Transcribe every entry below word for word, but skip the pictures.

Data for the task.
** Begin **
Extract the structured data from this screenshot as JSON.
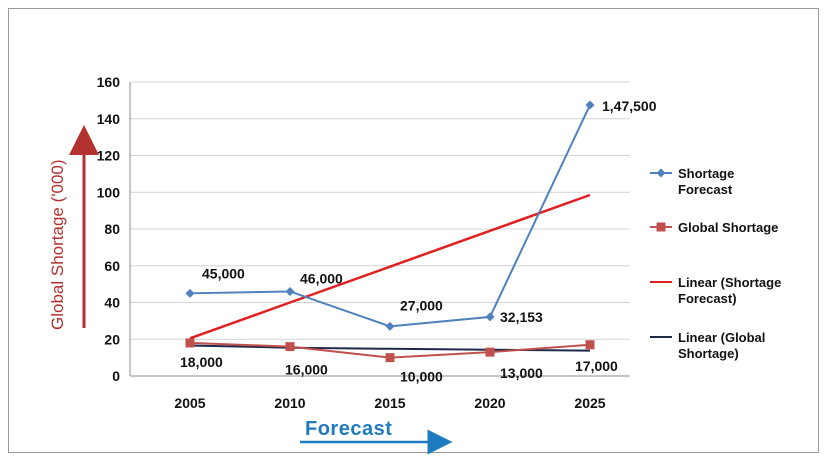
{
  "chart_data": {
    "type": "line",
    "title": "",
    "xlabel": "Forecast",
    "ylabel": "Global Shortage ('000)",
    "categories": [
      "2005",
      "2010",
      "2015",
      "2020",
      "2025"
    ],
    "ylim": [
      0,
      160
    ],
    "yticks": [
      0,
      20,
      40,
      60,
      80,
      100,
      120,
      140,
      160
    ],
    "grid": "horizontal",
    "legend_position": "right",
    "series": [
      {
        "name": "Shortage Forecast",
        "color": "#4f81bd",
        "marker": "diamond",
        "values": [
          45,
          46,
          27,
          32.153,
          147.5
        ],
        "data_labels": [
          "45,000",
          "46,000",
          "27,000",
          "32,153",
          "1,47,500"
        ]
      },
      {
        "name": "Global Shortage",
        "color": "#c0504d",
        "marker": "square",
        "values": [
          18,
          16,
          10,
          13,
          17
        ],
        "data_labels": [
          "18,000",
          "16,000",
          "10,000",
          "13,000",
          "17,000"
        ]
      }
    ],
    "trendlines": [
      {
        "name": "Linear (Shortage Forecast)",
        "color": "#e02020",
        "values": [
          20.5,
          40,
          59.5,
          79,
          98.5
        ]
      },
      {
        "name": "Linear (Global Shortage)",
        "color": "#1f2a4a",
        "values": [
          16.6,
          15.4,
          14.8,
          14.3,
          13.8
        ]
      }
    ],
    "legend": [
      {
        "label_lines": [
          "Shortage",
          "Forecast"
        ],
        "color": "#4f81bd",
        "marker": "diamond"
      },
      {
        "label_lines": [
          "Global Shortage"
        ],
        "color": "#c0504d",
        "marker": "square"
      },
      {
        "label_lines": [
          "Linear (Shortage",
          "Forecast)"
        ],
        "color": "#e02020",
        "marker": "none"
      },
      {
        "label_lines": [
          "Linear (Global",
          "Shortage)"
        ],
        "color": "#1f2a4a",
        "marker": "none"
      }
    ]
  }
}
** End **
Correct output.
Extract the structured data from this screenshot as JSON.
{
  "chart_data": {
    "type": "line",
    "title": "",
    "xlabel": "Forecast",
    "ylabel": "Global Shortage ('000)",
    "categories": [
      "2005",
      "2010",
      "2015",
      "2020",
      "2025"
    ],
    "ylim": [
      0,
      160
    ],
    "yticks": [
      0,
      20,
      40,
      60,
      80,
      100,
      120,
      140,
      160
    ],
    "grid": "horizontal",
    "legend_position": "right",
    "series": [
      {
        "name": "Shortage Forecast",
        "color": "#4f81bd",
        "marker": "diamond",
        "values": [
          45,
          46,
          27,
          32.153,
          147.5
        ],
        "data_labels": [
          "45,000",
          "46,000",
          "27,000",
          "32,153",
          "1,47,500"
        ]
      },
      {
        "name": "Global Shortage",
        "color": "#c0504d",
        "marker": "square",
        "values": [
          18,
          16,
          10,
          13,
          17
        ],
        "data_labels": [
          "18,000",
          "16,000",
          "10,000",
          "13,000",
          "17,000"
        ]
      }
    ],
    "trendlines": [
      {
        "name": "Linear (Shortage Forecast)",
        "color": "#e02020",
        "values": [
          20.5,
          40,
          59.5,
          79,
          98.5
        ]
      },
      {
        "name": "Linear (Global Shortage)",
        "color": "#1f2a4a",
        "values": [
          16.6,
          15.4,
          14.8,
          14.3,
          13.8
        ]
      }
    ],
    "legend": [
      {
        "label_lines": [
          "Shortage",
          "Forecast"
        ],
        "color": "#4f81bd",
        "marker": "diamond"
      },
      {
        "label_lines": [
          "Global Shortage"
        ],
        "color": "#c0504d",
        "marker": "square"
      },
      {
        "label_lines": [
          "Linear (Shortage",
          "Forecast)"
        ],
        "color": "#e02020",
        "marker": "none"
      },
      {
        "label_lines": [
          "Linear (Global",
          "Shortage)"
        ],
        "color": "#1f2a4a",
        "marker": "none"
      }
    ]
  }
}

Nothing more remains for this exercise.